EXERCISE DESCRIPTION
Each entry that follows is to be retyped exactly. Pictures do not belong in the copy.

PROVIDED INFORMATION
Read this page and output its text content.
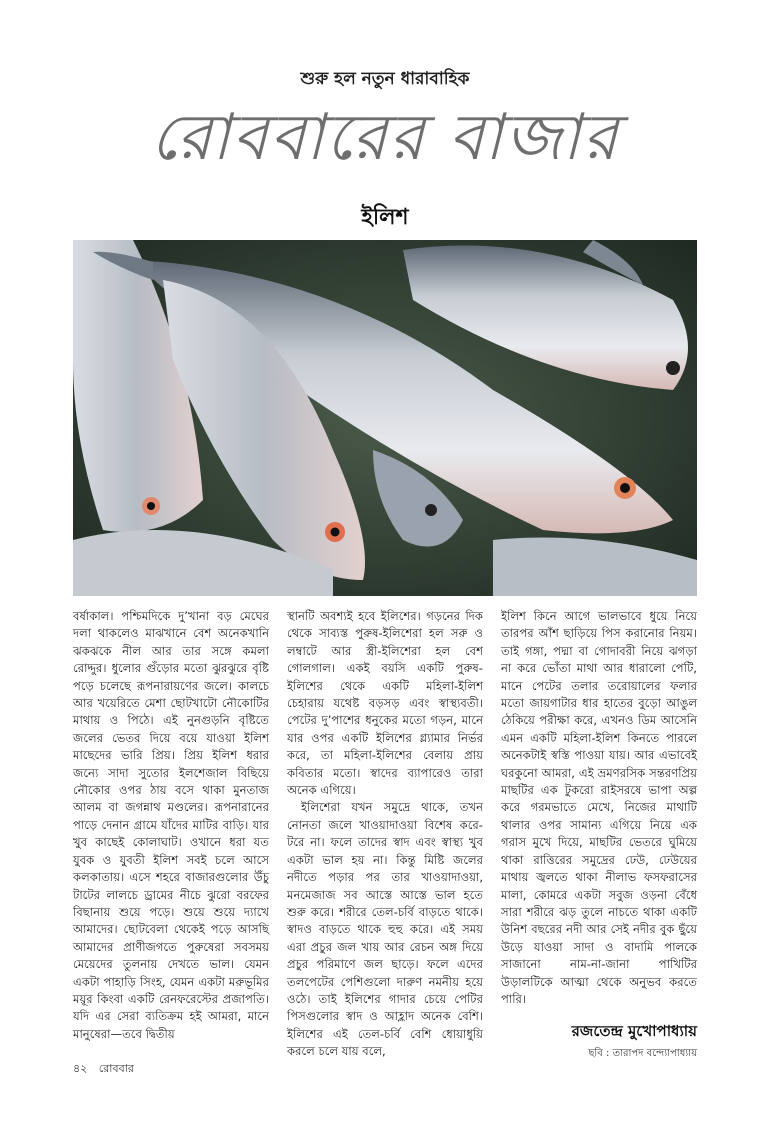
শুরু হল নতুন ধারাবাহিক
রোববারের বাজার
ইলিশ

বর্ষাকাল। পশ্চিমদিকে দু’খানা বড় মেঘের দলা থাকলেও মাঝখানে বেশ অনেকখানি ঝকঝকে নীল আর তার সঙ্গে কমলা রোদ্দুর। ধুলোর গুঁড়োর মতো ঝুরঝুরে বৃষ্টি পড়ে চলেছে রূপনারায়ণের জলে। কালচে আর খয়েরিতে মেশা ছোটখাটো নৌকোটির মাথায় ও পিঠে। এই নুনগুড়নি বৃষ্টিতে জলের ভেতর দিয়ে বয়ে যাওয়া ইলিশ মাছেদের ভারি প্রিয়। প্রিয় ইলিশ ধরার জন্যে সাদা সুতোর ইলশেজাল বিছিয়ে নৌকোর ওপর ঠায় বসে থাকা মুনতাজ আলম বা জগন্নাথ মণ্ডলের। রূপনারানের পাড়ে দেনান গ্রামে যাঁদের মাটির বাড়ি। যার খুব কাছেই কোলাঘাট। ওখানে ধরা যত যুবক ও যুবতী ইলিশ সবই চলে আসে কলকাতায়। এসে শহরে বাজারগুলোর উঁচু টাটের লালচে ড্রামের নীচে ঝুরো বরফের বিছানায় শুয়ে পড়ে। শুয়ে শুয়ে দ্যাখে আমাদের। ছোটবেলা থেকেই পড়ে আসছি আমাদের প্রাণীজগতে পুরুষেরা সবসময় মেয়েদের তুলনায় দেখতে ভাল। যেমন একটা পাহাড়ি সিংহ, যেমন একটা মরুভূমির ময়ূর কিংবা একটি রেনফরেস্টের প্রজাপতি। যদি এর সেরা ব্যতিক্রম হই আমরা, মানে মানুষেরা—তবে দ্বিতীয়

স্থানটি অবশ্যই হবে ইলিশের। গড়নের দিক থেকে সাব্যস্ত পুরুষ-ইলিশেরা হল সরু ও লম্বাটে আর স্ত্রী-ইলিশেরা হল বেশ গোলগাল। একই বয়সি একটি পুরুষ-ইলিশের থেকে একটি মহিলা-ইলিশ চেহারায় যথেষ্ট বড়সড় এবং স্বাস্থ্যবতী। পেটের দু’পাশের ধনুকের মতো গড়ন, মানে যার ওপর একটি ইলিশের গ্ল্যামার নির্ভর করে, তা মহিলা-ইলিশের বেলায় প্রায় কবিতার মতো। স্বাদের ব্যাপারেও তারা অনেক এগিয়ে।

ইলিশেরা যখন সমুদ্রে থাকে, তখন নোনতা জলে খাওয়াদাওয়া বিশেষ করে-টরে না। ফলে তাদের স্বাদ এবং স্বাস্থ্য খুব একটা ভাল হয় না। কিন্তু মিষ্টি জলের নদীতে পড়ার পর তার খাওয়াদাওয়া, মনমেজাজ সব আস্তে আস্তে ভাল হতে শুরু করে। শরীরে তেল-চর্বি বাড়তে থাকে। স্বাদও বাড়তে থাকে হুহু করে। এই সময় এরা প্রচুর জল খায় আর রেচন অঙ্গ দিয়ে প্রচুর পরিমাণে জল ছাড়ে। ফলে এদের তলপেটের পেশিগুলো দারুণ নমনীয় হয়ে ওঠে। তাই ইলিশের গাদার চেয়ে পেটির পিসগুলোর স্বাদ ও আহ্লাদ অনেক বেশি। ইলিশের এই তেল-চর্বি বেশি ধোয়াধুয়ি করলে চলে যায় বলে,

ইলিশ কিনে আগে ভালভাবে ধুয়ে নিয়ে তারপর আঁশ ছাড়িয়ে পিস করানোর নিয়ম। তাই গঙ্গা, পদ্মা বা গোদাবরী নিয়ে ঝগড়া না করে ভোঁতা মাথা আর ধারালো পেটি, মানে পেটের তলার তরোয়ালের ফলার মতো জায়গাটার ধার হাতের বুড়ো আঙুল ঠেকিয়ে পরীক্ষা করে, এখনও ডিম আসেনি এমন একটি মহিলা-ইলিশ কিনতে পারলে অনেকটাই স্বস্তি পাওয়া যায়। আর এভাবেই ঘরকুনো আমরা, এই ভ্রমণরসিক সন্তরণপ্রিয় মাছটির এক টুকরো রাইসরষে ভাপা অল্প করে গরমভাতে মেখে, নিজের মাথাটি থালার ওপর সামান্য এগিয়ে নিয়ে এক গরাস মুখে দিয়ে, মাছটির ভেতরে ঘুমিয়ে থাকা রাত্তিরের সমুদ্রের ঢেউ, ঢেউয়ের মাথায় জ্বলতে থাকা নীলাভ ফসফরাসের মালা, কোমরে একটা সবুজ ওড়না বেঁধে সারা শরীরে ঝড় তুলে নাচতে থাকা একটি উনিশ বছরের নদী আর সেই নদীর বুক ছুঁয়ে উড়ে যাওয়া সাদা ও বাদামি পালকে সাজানো নাম-না-জানা পাখিটির উড়ালটিকে আত্মা থেকে অনুভব করতে পারি।

রজতেন্দ্র মুখোপাধ্যায়
ছবি : তারাপদ বন্দ্যোপাধ্যায়
৪২ রোববার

SOLVED EXERCISE
Read this page and output its text content.
শুরু হল নতুন ধারাবাহিক
রোববারের বাজার
ইলিশ

বর্ষাকাল। পশ্চিমদিকে দু’খানা বড় মেঘের দলা থাকলেও মাঝখানে বেশ অনেকখানি ঝকঝকে নীল আর তার সঙ্গে কমলা রোদ্দুর। ধুলোর গুঁড়োর মতো ঝুরঝুরে বৃষ্টি পড়ে চলেছে রূপনারায়ণের জলে। কালচে আর খয়েরিতে মেশা ছোটখাটো নৌকোটির মাথায় ও পিঠে। এই নুনগুড়নি বৃষ্টিতে জলের ভেতর দিয়ে বয়ে যাওয়া ইলিশ মাছেদের ভারি প্রিয়। প্রিয় ইলিশ ধরার জন্যে সাদা সুতোর ইলশেজাল বিছিয়ে নৌকোর ওপর ঠায় বসে থাকা মুনতাজ আলম বা জগন্নাথ মণ্ডলের। রূপনারানের পাড়ে দেনান গ্রামে যাঁদের মাটির বাড়ি। যার খুব কাছেই কোলাঘাট। ওখানে ধরা যত যুবক ও যুবতী ইলিশ সবই চলে আসে কলকাতায়। এসে শহরে বাজারগুলোর উঁচু টাটের লালচে ড্রামের নীচে ঝুরো বরফের বিছানায় শুয়ে পড়ে। শুয়ে শুয়ে দ্যাখে আমাদের। ছোটবেলা থেকেই পড়ে আসছি আমাদের প্রাণীজগতে পুরুষেরা সবসময় মেয়েদের তুলনায় দেখতে ভাল। যেমন একটা পাহাড়ি সিংহ, যেমন একটা মরুভূমির ময়ূর কিংবা একটি রেনফরেস্টের প্রজাপতি। যদি এর সেরা ব্যতিক্রম হই আমরা, মানে মানুষেরা—তবে দ্বিতীয়

স্থানটি অবশ্যই হবে ইলিশের। গড়নের দিক থেকে সাব্যস্ত পুরুষ-ইলিশেরা হল সরু ও লম্বাটে আর স্ত্রী-ইলিশেরা হল বেশ গোলগাল। একই বয়সি একটি পুরুষ-ইলিশের থেকে একটি মহিলা-ইলিশ চেহারায় যথেষ্ট বড়সড় এবং স্বাস্থ্যবতী। পেটের দু’পাশের ধনুকের মতো গড়ন, মানে যার ওপর একটি ইলিশের গ্ল্যামার নির্ভর করে, তা মহিলা-ইলিশের বেলায় প্রায় কবিতার মতো। স্বাদের ব্যাপারেও তারা অনেক এগিয়ে।

ইলিশেরা যখন সমুদ্রে থাকে, তখন নোনতা জলে খাওয়াদাওয়া বিশেষ করে-টরে না। ফলে তাদের স্বাদ এবং স্বাস্থ্য খুব একটা ভাল হয় না। কিন্তু মিষ্টি জলের নদীতে পড়ার পর তার খাওয়াদাওয়া, মনমেজাজ সব আস্তে আস্তে ভাল হতে শুরু করে। শরীরে তেল-চর্বি বাড়তে থাকে। স্বাদও বাড়তে থাকে হুহু করে। এই সময় এরা প্রচুর জল খায় আর রেচন অঙ্গ দিয়ে প্রচুর পরিমাণে জল ছাড়ে। ফলে এদের তলপেটের পেশিগুলো দারুণ নমনীয় হয়ে ওঠে। তাই ইলিশের গাদার চেয়ে পেটির পিসগুলোর স্বাদ ও আহ্লাদ অনেক বেশি। ইলিশের এই তেল-চর্বি বেশি ধোয়াধুয়ি করলে চলে যায় বলে,

ইলিশ কিনে আগে ভালভাবে ধুয়ে নিয়ে তারপর আঁশ ছাড়িয়ে পিস করানোর নিয়ম। তাই গঙ্গা, পদ্মা বা গোদাবরী নিয়ে ঝগড়া না করে ভোঁতা মাথা আর ধারালো পেটি, মানে পেটের তলার তরোয়ালের ফলার মতো জায়গাটার ধার হাতের বুড়ো আঙুল ঠেকিয়ে পরীক্ষা করে, এখনও ডিম আসেনি এমন একটি মহিলা-ইলিশ কিনতে পারলে অনেকটাই স্বস্তি পাওয়া যায়। আর এভাবেই ঘরকুনো আমরা, এই ভ্রমণরসিক সন্তরণপ্রিয় মাছটির এক টুকরো রাইসরষে ভাপা অল্প করে গরমভাতে মেখে, নিজের মাথাটি থালার ওপর সামান্য এগিয়ে নিয়ে এক গরাস মুখে দিয়ে, মাছটির ভেতরে ঘুমিয়ে থাকা রাত্তিরের সমুদ্রের ঢেউ, ঢেউয়ের মাথায় জ্বলতে থাকা নীলাভ ফসফরাসের মালা, কোমরে একটা সবুজ ওড়না বেঁধে সারা শরীরে ঝড় তুলে নাচতে থাকা একটি উনিশ বছরের নদী আর সেই নদীর বুক ছুঁয়ে উড়ে যাওয়া সাদা ও বাদামি পালকে সাজানো নাম-না-জানা পাখিটির উড়ালটিকে আত্মা থেকে অনুভব করতে পারি।

রজতেন্দ্র মুখোপাধ্যায়
ছবি : তারাপদ বন্দ্যোপাধ্যায়
৪২ রোববার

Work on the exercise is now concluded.